THE EXERCISE:
Report how many lines hold the word "icon"; answer with the number alone.

───

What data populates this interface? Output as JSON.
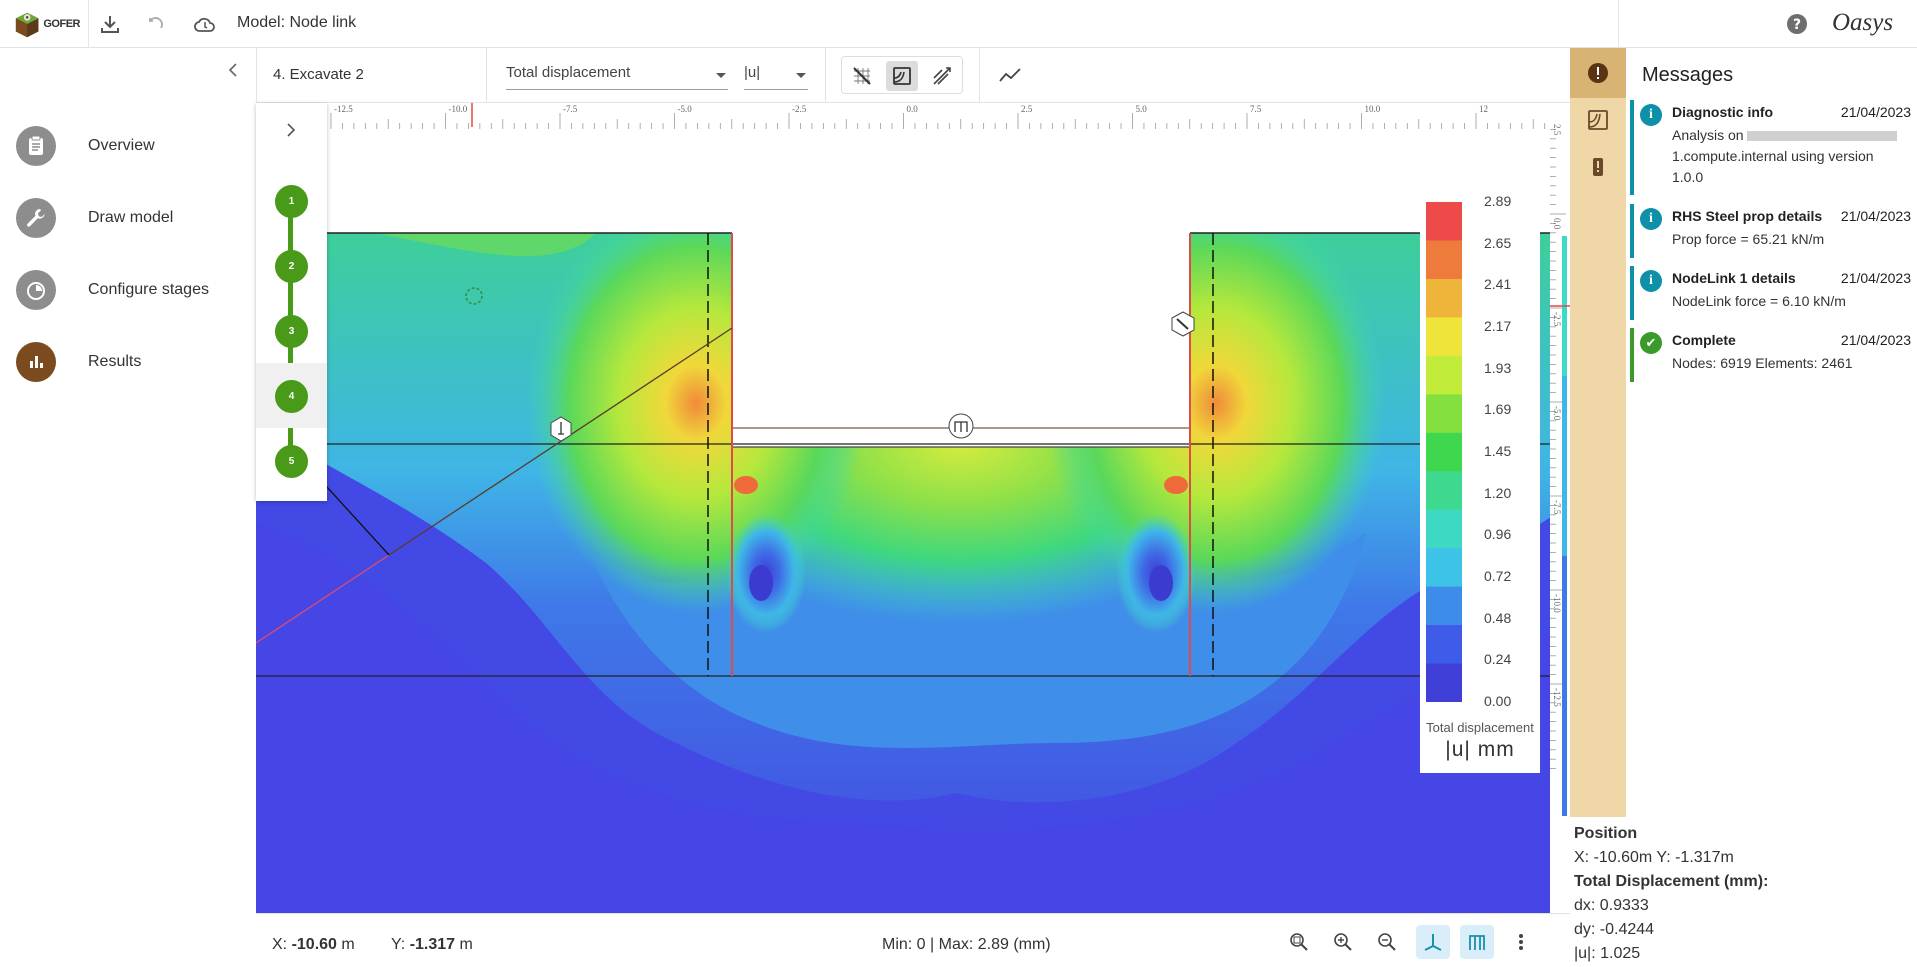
{
  "app": {
    "logo_text": "GOFER",
    "model_title": "Model: Node link",
    "brand": "Oasys"
  },
  "nav": {
    "items": [
      {
        "label": "Overview",
        "icon": "clipboard-icon"
      },
      {
        "label": "Draw model",
        "icon": "wrench-icon"
      },
      {
        "label": "Configure stages",
        "icon": "stopwatch-icon"
      },
      {
        "label": "Results",
        "icon": "bar-chart-icon"
      }
    ],
    "active_index": 3
  },
  "viewbar": {
    "stage": "4. Excavate 2",
    "result_type": "Total displacement",
    "component": "|u|"
  },
  "stepper": {
    "steps": [
      "1",
      "2",
      "3",
      "4",
      "5"
    ],
    "active_index": 3
  },
  "rulers": {
    "top_ticks": [
      "-12.5",
      "-10.0",
      "-7.5",
      "-5.0",
      "-2.5",
      "0.0",
      "2.5",
      "5.0",
      "7.5",
      "10.0",
      "12"
    ],
    "side_ticks": [
      "2.5",
      "0.0",
      "-2.5",
      "-5.0",
      "-7.5",
      "-10.0",
      "-12.5"
    ]
  },
  "legend": {
    "title": "Total displacement",
    "unit": "|u| mm",
    "ticks": [
      "2.89",
      "2.65",
      "2.41",
      "2.17",
      "1.93",
      "1.69",
      "1.45",
      "1.20",
      "0.96",
      "0.72",
      "0.48",
      "0.24",
      "0.00"
    ],
    "colors": [
      "#ef4a4a",
      "#ee7a3c",
      "#efb43a",
      "#eee43a",
      "#c2ec3a",
      "#84e03e",
      "#3ed74e",
      "#3ed88e",
      "#3ed9c2",
      "#3ec3e8",
      "#3e8cea",
      "#3e5ce8",
      "#3f3fd8"
    ]
  },
  "status": {
    "x_label": "X:",
    "x_value": "-10.60",
    "x_unit": "m",
    "y_label": "Y:",
    "y_value": "-1.317",
    "y_unit": "m",
    "minmax": "Min: 0 | Max: 2.89 (mm)"
  },
  "messages": {
    "title": "Messages",
    "items": [
      {
        "type": "info",
        "title": "Diagnostic info",
        "date": "21/04/2023",
        "body_prefix": "Analysis on",
        "body_suffix": "1.compute.internal using version 1.0.0"
      },
      {
        "type": "info",
        "title": "RHS Steel prop details",
        "date": "21/04/2023",
        "body": "Prop force = 65.21 kN/m"
      },
      {
        "type": "info",
        "title": "NodeLink 1 details",
        "date": "21/04/2023",
        "body": "NodeLink force =  6.10 kN/m"
      },
      {
        "type": "ok",
        "title": "Complete",
        "date": "21/04/2023",
        "body": "Nodes: 6919 Elements: 2461"
      }
    ]
  },
  "position": {
    "heading": "Position",
    "coords": "X: -10.60m Y: -1.317m",
    "disp_heading": "Total Displacement (mm):",
    "dx": "dx: 0.9333",
    "dy": "dy: -0.4244",
    "u": "|u|: 1.025"
  }
}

───

SOLUTION TO THIS EXERCISE:
4